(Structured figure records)
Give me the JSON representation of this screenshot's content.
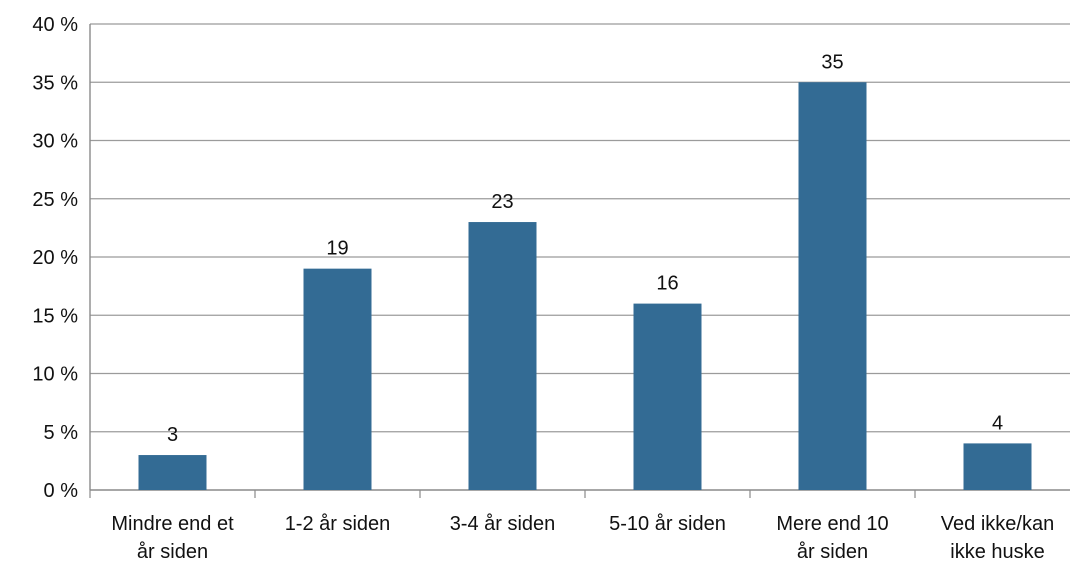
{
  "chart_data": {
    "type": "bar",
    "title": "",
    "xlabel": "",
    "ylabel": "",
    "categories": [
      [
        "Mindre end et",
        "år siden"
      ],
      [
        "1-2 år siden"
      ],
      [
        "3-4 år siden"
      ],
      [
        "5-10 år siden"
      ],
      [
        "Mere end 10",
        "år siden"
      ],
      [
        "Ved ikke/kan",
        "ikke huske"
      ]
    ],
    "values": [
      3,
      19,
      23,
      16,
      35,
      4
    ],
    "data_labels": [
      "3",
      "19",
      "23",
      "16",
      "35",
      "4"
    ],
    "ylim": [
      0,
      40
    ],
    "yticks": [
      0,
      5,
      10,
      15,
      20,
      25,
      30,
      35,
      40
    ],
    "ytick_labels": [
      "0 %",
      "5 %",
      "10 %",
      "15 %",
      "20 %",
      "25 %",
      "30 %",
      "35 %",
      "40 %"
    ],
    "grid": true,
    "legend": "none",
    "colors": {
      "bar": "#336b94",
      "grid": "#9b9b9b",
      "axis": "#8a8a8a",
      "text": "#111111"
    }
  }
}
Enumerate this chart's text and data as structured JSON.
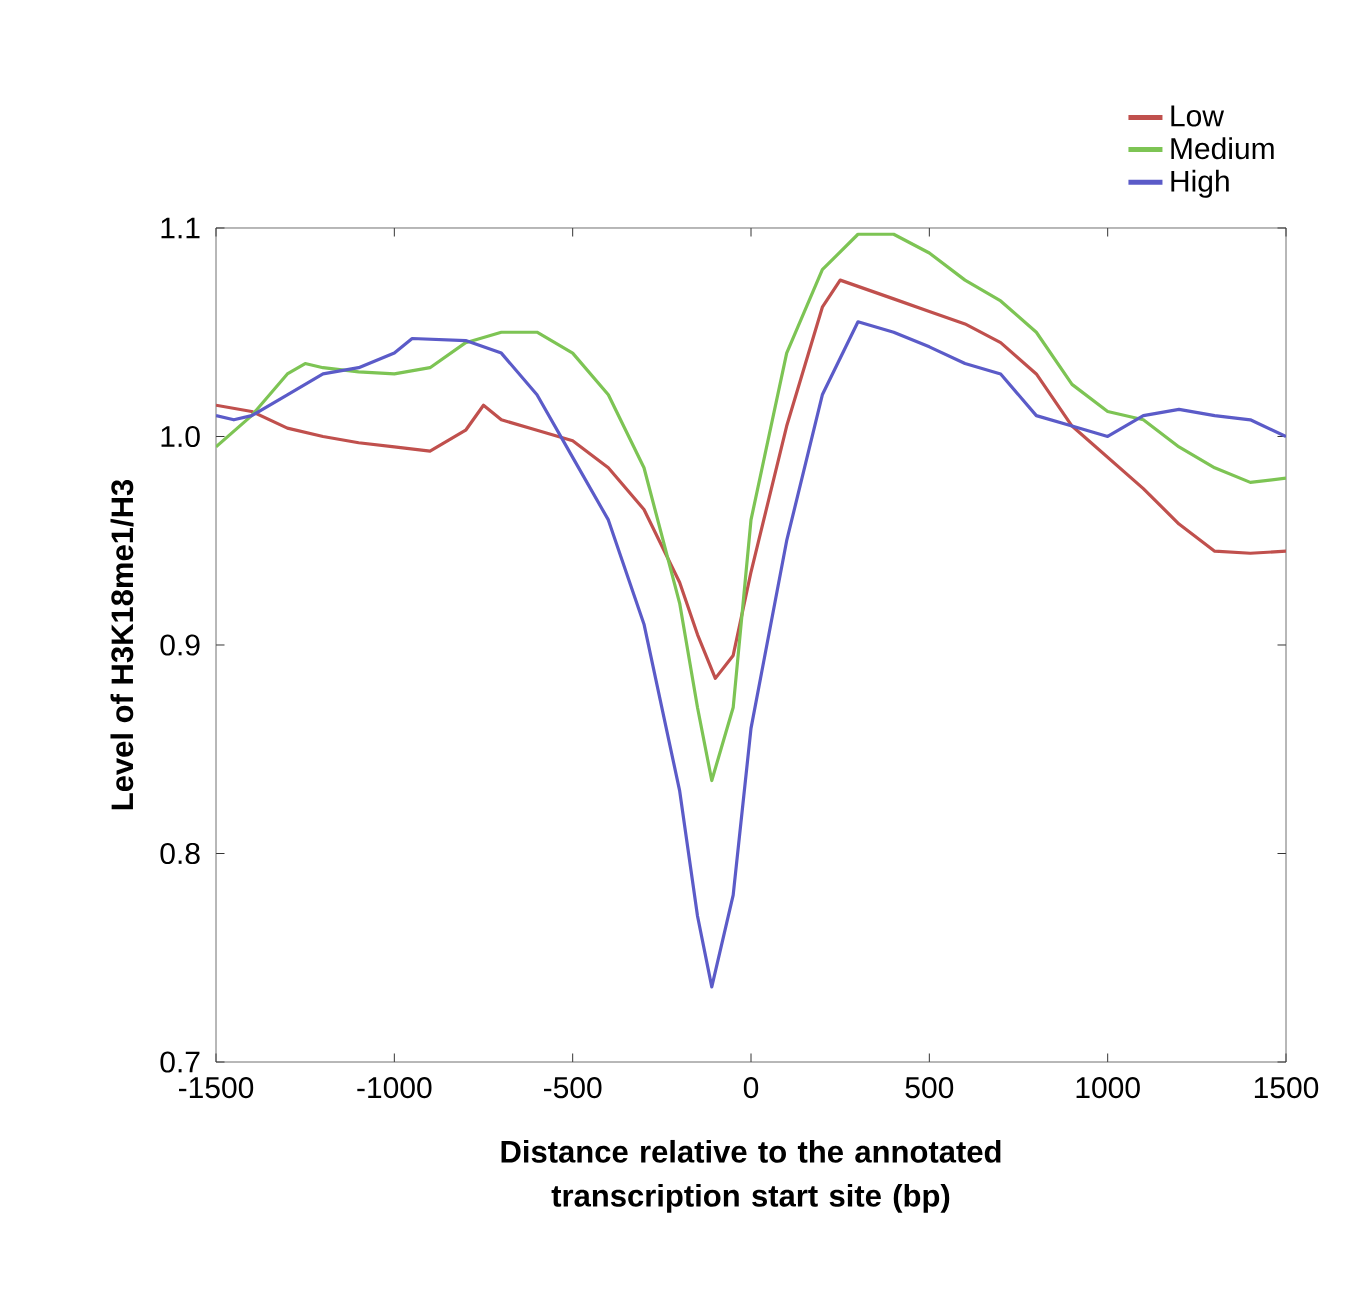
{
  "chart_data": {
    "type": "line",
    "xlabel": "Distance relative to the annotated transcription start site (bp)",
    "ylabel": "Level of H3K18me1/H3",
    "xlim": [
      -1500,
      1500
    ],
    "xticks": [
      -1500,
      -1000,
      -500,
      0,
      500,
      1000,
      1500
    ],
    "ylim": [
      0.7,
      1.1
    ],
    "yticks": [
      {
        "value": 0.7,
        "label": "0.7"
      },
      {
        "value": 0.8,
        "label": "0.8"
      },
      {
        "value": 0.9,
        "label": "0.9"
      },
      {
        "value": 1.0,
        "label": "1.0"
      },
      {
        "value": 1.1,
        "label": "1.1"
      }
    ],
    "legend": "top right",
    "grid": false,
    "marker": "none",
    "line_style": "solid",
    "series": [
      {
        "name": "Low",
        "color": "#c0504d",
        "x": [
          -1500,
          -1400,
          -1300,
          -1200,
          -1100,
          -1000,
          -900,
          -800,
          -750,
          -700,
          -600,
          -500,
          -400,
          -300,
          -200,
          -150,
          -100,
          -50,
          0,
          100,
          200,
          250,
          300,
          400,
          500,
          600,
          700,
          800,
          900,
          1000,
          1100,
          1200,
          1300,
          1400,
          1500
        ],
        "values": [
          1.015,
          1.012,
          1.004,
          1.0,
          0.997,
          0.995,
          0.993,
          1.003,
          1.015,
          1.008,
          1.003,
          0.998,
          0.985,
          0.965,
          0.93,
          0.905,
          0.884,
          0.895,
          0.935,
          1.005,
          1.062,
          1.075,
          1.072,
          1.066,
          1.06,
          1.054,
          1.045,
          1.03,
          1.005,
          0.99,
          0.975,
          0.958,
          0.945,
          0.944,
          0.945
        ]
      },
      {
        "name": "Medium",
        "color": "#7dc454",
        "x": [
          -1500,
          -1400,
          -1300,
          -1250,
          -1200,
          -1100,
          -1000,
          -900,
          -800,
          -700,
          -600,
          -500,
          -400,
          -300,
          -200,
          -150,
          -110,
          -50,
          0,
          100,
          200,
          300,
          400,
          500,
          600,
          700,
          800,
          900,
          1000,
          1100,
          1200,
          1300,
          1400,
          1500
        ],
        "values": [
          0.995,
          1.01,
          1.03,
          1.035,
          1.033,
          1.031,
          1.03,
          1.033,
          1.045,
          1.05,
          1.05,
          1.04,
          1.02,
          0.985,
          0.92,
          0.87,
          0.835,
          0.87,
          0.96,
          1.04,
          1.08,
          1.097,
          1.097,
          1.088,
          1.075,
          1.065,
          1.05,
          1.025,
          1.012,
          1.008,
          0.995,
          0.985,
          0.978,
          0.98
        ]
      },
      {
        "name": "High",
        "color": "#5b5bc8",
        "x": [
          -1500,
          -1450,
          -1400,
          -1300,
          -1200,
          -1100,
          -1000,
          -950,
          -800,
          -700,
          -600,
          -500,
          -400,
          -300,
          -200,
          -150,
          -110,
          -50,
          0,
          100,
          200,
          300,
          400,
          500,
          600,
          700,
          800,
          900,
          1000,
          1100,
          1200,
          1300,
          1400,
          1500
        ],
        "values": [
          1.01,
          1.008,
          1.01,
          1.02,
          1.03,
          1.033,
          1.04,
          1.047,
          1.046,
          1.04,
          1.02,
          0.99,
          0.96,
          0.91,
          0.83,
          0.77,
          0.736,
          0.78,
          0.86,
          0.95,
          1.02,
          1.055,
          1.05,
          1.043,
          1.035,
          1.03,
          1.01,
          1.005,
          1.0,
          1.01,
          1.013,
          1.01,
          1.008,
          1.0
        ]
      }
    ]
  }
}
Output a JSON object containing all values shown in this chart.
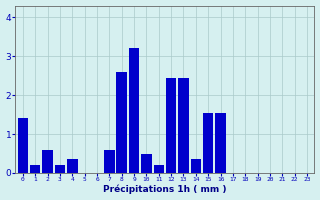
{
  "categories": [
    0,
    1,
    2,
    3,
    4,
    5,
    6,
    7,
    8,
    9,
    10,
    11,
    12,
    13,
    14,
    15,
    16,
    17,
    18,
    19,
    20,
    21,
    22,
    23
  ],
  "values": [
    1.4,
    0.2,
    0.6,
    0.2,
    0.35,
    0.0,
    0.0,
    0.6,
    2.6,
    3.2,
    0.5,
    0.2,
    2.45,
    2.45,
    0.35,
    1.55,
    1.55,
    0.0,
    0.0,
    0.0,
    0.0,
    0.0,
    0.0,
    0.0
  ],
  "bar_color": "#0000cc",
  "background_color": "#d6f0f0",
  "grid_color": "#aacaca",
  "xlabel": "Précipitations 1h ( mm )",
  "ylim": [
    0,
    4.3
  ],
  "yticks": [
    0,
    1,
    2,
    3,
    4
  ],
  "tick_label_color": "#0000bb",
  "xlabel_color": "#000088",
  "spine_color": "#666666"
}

EXERCISE GOAL: All records must be output exactly as they are, except for the pictures, which are left out.

EXPECTED OUTPUT:
Give me the JSON representation of this screenshot's content.
{
  "chart_data": {
    "type": "bar",
    "title": "",
    "xlabel": "",
    "ylabel": "",
    "categories": [
      [
        "Mindre end et",
        "år siden"
      ],
      [
        "1-2 år siden"
      ],
      [
        "3-4 år siden"
      ],
      [
        "5-10 år siden"
      ],
      [
        "Mere end 10",
        "år siden"
      ],
      [
        "Ved ikke/kan",
        "ikke huske"
      ]
    ],
    "values": [
      3,
      19,
      23,
      16,
      35,
      4
    ],
    "data_labels": [
      "3",
      "19",
      "23",
      "16",
      "35",
      "4"
    ],
    "ylim": [
      0,
      40
    ],
    "yticks": [
      0,
      5,
      10,
      15,
      20,
      25,
      30,
      35,
      40
    ],
    "ytick_labels": [
      "0 %",
      "5 %",
      "10 %",
      "15 %",
      "20 %",
      "25 %",
      "30 %",
      "35 %",
      "40 %"
    ],
    "grid": true,
    "legend": "none",
    "colors": {
      "bar": "#336b94",
      "grid": "#9b9b9b",
      "axis": "#8a8a8a",
      "text": "#111111"
    }
  }
}
Enumerate this chart's text and data as structured JSON.
{
  "chart_data": {
    "type": "line",
    "xlabel": "Distance relative to the annotated transcription start site (bp)",
    "ylabel": "Level of H3K18me1/H3",
    "xlim": [
      -1500,
      1500
    ],
    "xticks": [
      -1500,
      -1000,
      -500,
      0,
      500,
      1000,
      1500
    ],
    "ylim": [
      0.7,
      1.1
    ],
    "yticks": [
      {
        "value": 0.7,
        "label": "0.7"
      },
      {
        "value": 0.8,
        "label": "0.8"
      },
      {
        "value": 0.9,
        "label": "0.9"
      },
      {
        "value": 1.0,
        "label": "1.0"
      },
      {
        "value": 1.1,
        "label": "1.1"
      }
    ],
    "legend": "top right",
    "grid": false,
    "marker": "none",
    "line_style": "solid",
    "series": [
      {
        "name": "Low",
        "color": "#c0504d",
        "x": [
          -1500,
          -1400,
          -1300,
          -1200,
          -1100,
          -1000,
          -900,
          -800,
          -750,
          -700,
          -600,
          -500,
          -400,
          -300,
          -200,
          -150,
          -100,
          -50,
          0,
          100,
          200,
          250,
          300,
          400,
          500,
          600,
          700,
          800,
          900,
          1000,
          1100,
          1200,
          1300,
          1400,
          1500
        ],
        "values": [
          1.015,
          1.012,
          1.004,
          1.0,
          0.997,
          0.995,
          0.993,
          1.003,
          1.015,
          1.008,
          1.003,
          0.998,
          0.985,
          0.965,
          0.93,
          0.905,
          0.884,
          0.895,
          0.935,
          1.005,
          1.062,
          1.075,
          1.072,
          1.066,
          1.06,
          1.054,
          1.045,
          1.03,
          1.005,
          0.99,
          0.975,
          0.958,
          0.945,
          0.944,
          0.945
        ]
      },
      {
        "name": "Medium",
        "color": "#7dc454",
        "x": [
          -1500,
          -1400,
          -1300,
          -1250,
          -1200,
          -1100,
          -1000,
          -900,
          -800,
          -700,
          -600,
          -500,
          -400,
          -300,
          -200,
          -150,
          -110,
          -50,
          0,
          100,
          200,
          300,
          400,
          500,
          600,
          700,
          800,
          900,
          1000,
          1100,
          1200,
          1300,
          1400,
          1500
        ],
        "values": [
          0.995,
          1.01,
          1.03,
          1.035,
          1.033,
          1.031,
          1.03,
          1.033,
          1.045,
          1.05,
          1.05,
          1.04,
          1.02,
          0.985,
          0.92,
          0.87,
          0.835,
          0.87,
          0.96,
          1.04,
          1.08,
          1.097,
          1.097,
          1.088,
          1.075,
          1.065,
          1.05,
          1.025,
          1.012,
          1.008,
          0.995,
          0.985,
          0.978,
          0.98
        ]
      },
      {
        "name": "High",
        "color": "#5b5bc8",
        "x": [
          -1500,
          -1450,
          -1400,
          -1300,
          -1200,
          -1100,
          -1000,
          -950,
          -800,
          -700,
          -600,
          -500,
          -400,
          -300,
          -200,
          -150,
          -110,
          -50,
          0,
          100,
          200,
          300,
          400,
          500,
          600,
          700,
          800,
          900,
          1000,
          1100,
          1200,
          1300,
          1400,
          1500
        ],
        "values": [
          1.01,
          1.008,
          1.01,
          1.02,
          1.03,
          1.033,
          1.04,
          1.047,
          1.046,
          1.04,
          1.02,
          0.99,
          0.96,
          0.91,
          0.83,
          0.77,
          0.736,
          0.78,
          0.86,
          0.95,
          1.02,
          1.055,
          1.05,
          1.043,
          1.035,
          1.03,
          1.01,
          1.005,
          1.0,
          1.01,
          1.013,
          1.01,
          1.008,
          1.0
        ]
      }
    ]
  }
}
Output a JSON object containing all values shown in this chart.
{
  "categories": [
    0,
    1,
    2,
    3,
    4,
    5,
    6,
    7,
    8,
    9,
    10,
    11,
    12,
    13,
    14,
    15,
    16,
    17,
    18,
    19,
    20,
    21,
    22,
    23
  ],
  "values": [
    1.4,
    0.2,
    0.6,
    0.2,
    0.35,
    0.0,
    0.0,
    0.6,
    2.6,
    3.2,
    0.5,
    0.2,
    2.45,
    2.45,
    0.35,
    1.55,
    1.55,
    0.0,
    0.0,
    0.0,
    0.0,
    0.0,
    0.0,
    0.0
  ],
  "bar_color": "#0000cc",
  "background_color": "#d6f0f0",
  "grid_color": "#aacaca",
  "xlabel": "Précipitations 1h ( mm )",
  "ylim": [
    0,
    4.3
  ],
  "yticks": [
    0,
    1,
    2,
    3,
    4
  ],
  "tick_label_color": "#0000bb",
  "xlabel_color": "#000088",
  "spine_color": "#666666"
}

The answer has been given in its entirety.